- **DATA LISTING**:
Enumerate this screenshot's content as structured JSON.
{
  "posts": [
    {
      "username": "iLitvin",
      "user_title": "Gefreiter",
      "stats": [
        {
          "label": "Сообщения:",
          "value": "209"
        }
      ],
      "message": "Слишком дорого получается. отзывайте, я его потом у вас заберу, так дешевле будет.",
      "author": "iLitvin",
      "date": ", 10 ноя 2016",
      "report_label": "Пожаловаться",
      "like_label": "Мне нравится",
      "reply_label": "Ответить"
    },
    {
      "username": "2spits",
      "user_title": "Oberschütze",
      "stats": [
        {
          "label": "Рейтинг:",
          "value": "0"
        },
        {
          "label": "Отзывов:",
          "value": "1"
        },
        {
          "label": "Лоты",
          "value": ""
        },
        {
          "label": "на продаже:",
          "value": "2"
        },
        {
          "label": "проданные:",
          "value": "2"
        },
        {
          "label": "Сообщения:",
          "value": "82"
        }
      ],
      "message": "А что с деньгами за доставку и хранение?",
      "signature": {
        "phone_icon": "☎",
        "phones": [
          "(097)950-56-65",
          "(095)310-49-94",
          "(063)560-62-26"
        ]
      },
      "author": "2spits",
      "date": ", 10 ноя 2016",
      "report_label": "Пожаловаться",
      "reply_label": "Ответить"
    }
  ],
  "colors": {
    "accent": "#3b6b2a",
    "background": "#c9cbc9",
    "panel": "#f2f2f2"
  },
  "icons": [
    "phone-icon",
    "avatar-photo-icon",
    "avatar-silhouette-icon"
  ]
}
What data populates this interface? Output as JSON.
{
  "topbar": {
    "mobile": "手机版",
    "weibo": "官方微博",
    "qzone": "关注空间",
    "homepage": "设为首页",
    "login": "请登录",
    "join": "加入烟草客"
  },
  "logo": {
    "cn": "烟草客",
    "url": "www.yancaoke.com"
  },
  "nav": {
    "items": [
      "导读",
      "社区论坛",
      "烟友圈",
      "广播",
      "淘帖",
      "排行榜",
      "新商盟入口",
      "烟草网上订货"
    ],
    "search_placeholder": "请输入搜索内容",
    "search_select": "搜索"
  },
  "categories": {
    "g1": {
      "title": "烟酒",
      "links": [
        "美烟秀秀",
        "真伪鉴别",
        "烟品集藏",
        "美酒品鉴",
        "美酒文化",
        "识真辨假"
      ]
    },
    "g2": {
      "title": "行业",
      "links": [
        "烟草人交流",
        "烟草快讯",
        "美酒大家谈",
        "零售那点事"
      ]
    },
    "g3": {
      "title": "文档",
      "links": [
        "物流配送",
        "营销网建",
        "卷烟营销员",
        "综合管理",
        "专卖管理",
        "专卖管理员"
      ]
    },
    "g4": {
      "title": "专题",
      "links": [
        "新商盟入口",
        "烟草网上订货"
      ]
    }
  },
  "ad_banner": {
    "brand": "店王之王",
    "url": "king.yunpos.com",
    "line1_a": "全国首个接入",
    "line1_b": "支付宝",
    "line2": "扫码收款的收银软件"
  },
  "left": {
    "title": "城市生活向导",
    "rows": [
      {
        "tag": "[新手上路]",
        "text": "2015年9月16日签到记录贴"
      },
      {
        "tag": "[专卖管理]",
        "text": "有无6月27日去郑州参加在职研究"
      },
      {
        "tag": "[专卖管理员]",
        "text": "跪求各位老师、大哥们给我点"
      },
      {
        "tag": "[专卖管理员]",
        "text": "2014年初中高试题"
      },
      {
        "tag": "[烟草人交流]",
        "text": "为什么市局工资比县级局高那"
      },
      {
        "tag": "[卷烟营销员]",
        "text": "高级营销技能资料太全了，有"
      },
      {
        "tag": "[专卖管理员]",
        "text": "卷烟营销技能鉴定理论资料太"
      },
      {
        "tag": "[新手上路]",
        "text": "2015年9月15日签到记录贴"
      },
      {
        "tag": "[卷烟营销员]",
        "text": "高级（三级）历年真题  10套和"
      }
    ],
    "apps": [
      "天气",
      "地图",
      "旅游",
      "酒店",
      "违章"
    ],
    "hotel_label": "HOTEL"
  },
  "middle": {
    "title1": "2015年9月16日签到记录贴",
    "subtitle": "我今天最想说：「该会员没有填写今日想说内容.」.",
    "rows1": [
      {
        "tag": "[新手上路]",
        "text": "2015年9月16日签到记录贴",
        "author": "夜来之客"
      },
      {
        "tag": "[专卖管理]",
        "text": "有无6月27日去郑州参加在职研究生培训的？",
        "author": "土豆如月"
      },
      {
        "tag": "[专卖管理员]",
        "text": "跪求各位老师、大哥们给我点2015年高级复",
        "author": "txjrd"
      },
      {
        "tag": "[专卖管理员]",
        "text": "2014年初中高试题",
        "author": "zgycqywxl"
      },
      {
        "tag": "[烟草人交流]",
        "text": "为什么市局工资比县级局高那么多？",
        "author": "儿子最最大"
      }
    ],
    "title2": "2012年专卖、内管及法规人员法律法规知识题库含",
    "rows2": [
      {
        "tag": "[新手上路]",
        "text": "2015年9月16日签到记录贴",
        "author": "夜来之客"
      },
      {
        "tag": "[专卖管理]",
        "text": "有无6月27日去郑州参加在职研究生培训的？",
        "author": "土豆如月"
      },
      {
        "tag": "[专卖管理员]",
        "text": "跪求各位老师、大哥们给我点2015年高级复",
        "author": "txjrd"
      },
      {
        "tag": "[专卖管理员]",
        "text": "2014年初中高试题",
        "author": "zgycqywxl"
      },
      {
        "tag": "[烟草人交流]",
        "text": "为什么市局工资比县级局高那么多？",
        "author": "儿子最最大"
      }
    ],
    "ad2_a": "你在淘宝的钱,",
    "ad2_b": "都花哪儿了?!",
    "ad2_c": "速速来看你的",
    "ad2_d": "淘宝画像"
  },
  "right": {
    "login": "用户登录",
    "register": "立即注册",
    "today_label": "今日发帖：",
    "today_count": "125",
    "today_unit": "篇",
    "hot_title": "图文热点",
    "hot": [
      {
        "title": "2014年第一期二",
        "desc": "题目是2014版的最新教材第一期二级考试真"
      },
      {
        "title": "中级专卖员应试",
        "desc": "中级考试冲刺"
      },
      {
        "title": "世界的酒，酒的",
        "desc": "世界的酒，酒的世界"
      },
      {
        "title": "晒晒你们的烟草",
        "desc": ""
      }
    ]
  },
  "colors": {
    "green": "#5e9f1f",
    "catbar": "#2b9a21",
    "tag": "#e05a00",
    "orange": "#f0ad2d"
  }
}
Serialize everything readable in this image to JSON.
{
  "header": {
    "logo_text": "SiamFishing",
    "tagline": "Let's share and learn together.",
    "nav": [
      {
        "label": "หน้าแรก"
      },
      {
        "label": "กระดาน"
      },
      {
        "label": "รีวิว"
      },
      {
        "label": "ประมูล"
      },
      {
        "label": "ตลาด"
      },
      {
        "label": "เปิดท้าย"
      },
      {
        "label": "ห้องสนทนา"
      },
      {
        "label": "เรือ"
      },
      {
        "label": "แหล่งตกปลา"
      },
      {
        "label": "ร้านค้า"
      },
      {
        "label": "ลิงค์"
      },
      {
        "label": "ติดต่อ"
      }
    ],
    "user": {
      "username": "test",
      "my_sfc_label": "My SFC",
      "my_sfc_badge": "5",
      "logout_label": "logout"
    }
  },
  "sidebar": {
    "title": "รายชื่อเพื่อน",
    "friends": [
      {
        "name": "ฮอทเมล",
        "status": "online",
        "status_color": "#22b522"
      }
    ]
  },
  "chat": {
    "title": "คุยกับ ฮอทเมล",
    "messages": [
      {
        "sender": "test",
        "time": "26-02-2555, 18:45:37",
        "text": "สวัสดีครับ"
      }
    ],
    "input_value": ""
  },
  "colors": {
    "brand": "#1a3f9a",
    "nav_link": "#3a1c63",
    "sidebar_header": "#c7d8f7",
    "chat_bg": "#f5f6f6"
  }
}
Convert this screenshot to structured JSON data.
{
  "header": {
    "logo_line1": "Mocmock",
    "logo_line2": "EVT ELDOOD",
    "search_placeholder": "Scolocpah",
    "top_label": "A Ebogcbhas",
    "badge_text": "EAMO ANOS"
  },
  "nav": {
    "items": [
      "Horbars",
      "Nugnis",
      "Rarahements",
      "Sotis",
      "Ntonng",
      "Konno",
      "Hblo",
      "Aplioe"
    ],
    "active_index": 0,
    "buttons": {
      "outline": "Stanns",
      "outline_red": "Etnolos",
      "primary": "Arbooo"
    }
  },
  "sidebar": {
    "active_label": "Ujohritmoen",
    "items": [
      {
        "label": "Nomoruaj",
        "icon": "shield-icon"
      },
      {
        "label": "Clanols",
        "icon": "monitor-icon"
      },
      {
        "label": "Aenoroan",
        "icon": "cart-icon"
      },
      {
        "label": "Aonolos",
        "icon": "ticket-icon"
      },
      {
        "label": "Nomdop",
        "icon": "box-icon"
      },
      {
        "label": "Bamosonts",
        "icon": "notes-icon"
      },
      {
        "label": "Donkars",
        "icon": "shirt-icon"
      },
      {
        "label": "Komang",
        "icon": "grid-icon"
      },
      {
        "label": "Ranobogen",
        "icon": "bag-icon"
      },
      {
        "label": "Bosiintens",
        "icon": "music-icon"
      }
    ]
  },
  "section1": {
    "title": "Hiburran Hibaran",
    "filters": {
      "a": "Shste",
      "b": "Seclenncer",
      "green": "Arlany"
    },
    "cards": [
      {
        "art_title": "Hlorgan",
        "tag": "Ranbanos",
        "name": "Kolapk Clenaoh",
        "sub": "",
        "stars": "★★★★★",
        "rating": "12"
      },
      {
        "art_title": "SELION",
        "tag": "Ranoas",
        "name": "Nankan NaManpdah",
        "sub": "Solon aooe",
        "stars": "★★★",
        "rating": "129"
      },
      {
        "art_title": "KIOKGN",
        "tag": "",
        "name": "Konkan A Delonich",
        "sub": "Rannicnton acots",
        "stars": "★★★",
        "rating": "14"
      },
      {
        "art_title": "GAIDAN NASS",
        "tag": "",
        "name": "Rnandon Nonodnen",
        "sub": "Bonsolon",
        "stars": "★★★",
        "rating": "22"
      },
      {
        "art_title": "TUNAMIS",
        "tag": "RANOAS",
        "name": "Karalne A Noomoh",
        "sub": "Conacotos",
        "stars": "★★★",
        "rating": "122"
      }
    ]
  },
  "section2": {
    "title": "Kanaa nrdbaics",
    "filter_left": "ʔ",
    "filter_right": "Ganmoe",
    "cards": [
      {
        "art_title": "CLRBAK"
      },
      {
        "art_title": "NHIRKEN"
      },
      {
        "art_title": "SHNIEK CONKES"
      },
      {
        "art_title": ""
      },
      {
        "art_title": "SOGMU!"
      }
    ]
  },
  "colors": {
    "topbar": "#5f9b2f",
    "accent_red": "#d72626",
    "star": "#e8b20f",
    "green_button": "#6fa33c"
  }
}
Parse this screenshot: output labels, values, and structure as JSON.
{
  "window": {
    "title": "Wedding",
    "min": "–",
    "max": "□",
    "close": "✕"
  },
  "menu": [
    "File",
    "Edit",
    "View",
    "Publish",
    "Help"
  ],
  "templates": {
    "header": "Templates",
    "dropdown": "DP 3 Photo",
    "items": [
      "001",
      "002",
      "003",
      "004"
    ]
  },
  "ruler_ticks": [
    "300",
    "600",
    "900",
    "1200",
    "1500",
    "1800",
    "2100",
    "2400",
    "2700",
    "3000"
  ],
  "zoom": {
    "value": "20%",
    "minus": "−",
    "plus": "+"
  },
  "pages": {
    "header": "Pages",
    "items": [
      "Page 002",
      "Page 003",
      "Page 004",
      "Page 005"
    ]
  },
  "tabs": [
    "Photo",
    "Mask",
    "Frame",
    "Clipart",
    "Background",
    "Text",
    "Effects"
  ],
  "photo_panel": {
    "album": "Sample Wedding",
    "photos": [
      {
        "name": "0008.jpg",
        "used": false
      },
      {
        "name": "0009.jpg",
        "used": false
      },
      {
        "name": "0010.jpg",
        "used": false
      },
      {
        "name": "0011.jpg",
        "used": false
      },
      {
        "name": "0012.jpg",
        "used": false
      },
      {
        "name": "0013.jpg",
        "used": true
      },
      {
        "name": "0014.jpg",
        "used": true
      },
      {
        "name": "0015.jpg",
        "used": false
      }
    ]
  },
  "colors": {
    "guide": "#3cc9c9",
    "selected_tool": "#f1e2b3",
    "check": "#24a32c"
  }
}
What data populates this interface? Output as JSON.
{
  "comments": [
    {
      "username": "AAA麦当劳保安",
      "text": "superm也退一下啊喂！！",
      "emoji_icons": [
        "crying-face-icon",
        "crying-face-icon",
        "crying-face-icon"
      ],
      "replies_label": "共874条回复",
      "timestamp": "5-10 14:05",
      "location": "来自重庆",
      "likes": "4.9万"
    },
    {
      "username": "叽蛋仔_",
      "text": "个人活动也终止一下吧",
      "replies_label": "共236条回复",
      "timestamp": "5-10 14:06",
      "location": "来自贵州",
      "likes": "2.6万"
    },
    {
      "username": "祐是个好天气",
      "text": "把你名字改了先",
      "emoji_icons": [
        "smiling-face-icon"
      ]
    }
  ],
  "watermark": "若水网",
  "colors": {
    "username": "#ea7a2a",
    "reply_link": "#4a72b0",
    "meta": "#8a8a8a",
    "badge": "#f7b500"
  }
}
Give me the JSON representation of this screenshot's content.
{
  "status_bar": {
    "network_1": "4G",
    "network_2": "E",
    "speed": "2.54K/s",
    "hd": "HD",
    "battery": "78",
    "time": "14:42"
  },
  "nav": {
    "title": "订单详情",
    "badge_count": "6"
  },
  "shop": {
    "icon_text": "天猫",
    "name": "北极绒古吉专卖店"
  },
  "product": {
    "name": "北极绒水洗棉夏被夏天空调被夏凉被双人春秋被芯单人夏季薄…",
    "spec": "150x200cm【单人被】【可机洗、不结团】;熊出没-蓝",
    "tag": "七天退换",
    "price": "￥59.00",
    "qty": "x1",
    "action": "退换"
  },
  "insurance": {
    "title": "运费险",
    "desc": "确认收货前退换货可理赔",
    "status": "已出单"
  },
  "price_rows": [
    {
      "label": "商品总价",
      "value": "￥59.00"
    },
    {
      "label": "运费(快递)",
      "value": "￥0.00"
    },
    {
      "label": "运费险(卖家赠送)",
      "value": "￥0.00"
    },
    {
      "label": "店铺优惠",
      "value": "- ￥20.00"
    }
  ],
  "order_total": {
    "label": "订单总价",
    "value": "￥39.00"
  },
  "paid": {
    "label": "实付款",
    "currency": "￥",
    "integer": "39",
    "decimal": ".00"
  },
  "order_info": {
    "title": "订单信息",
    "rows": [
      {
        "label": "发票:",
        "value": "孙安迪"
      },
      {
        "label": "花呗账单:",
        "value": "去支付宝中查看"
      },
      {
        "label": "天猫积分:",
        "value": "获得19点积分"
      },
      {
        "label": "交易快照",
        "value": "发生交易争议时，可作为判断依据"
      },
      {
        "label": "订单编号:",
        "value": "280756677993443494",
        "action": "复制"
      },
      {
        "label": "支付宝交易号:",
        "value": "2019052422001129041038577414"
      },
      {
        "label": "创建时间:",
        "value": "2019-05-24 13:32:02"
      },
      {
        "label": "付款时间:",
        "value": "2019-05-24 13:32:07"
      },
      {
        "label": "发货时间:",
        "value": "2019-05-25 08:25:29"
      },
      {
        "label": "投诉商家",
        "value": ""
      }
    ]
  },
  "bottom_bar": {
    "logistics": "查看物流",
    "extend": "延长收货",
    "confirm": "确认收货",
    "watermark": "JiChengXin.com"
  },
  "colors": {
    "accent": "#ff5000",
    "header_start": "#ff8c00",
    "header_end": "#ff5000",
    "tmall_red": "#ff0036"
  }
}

- **DESCRIPTION OF THE TASK**:
Search the data for "timestamp". Copy every matching line.

- **SOLUTION TO THIS PROBLEM**:
      "timestamp": "5-10 14:05",
      "timestamp": "5-10 14:06",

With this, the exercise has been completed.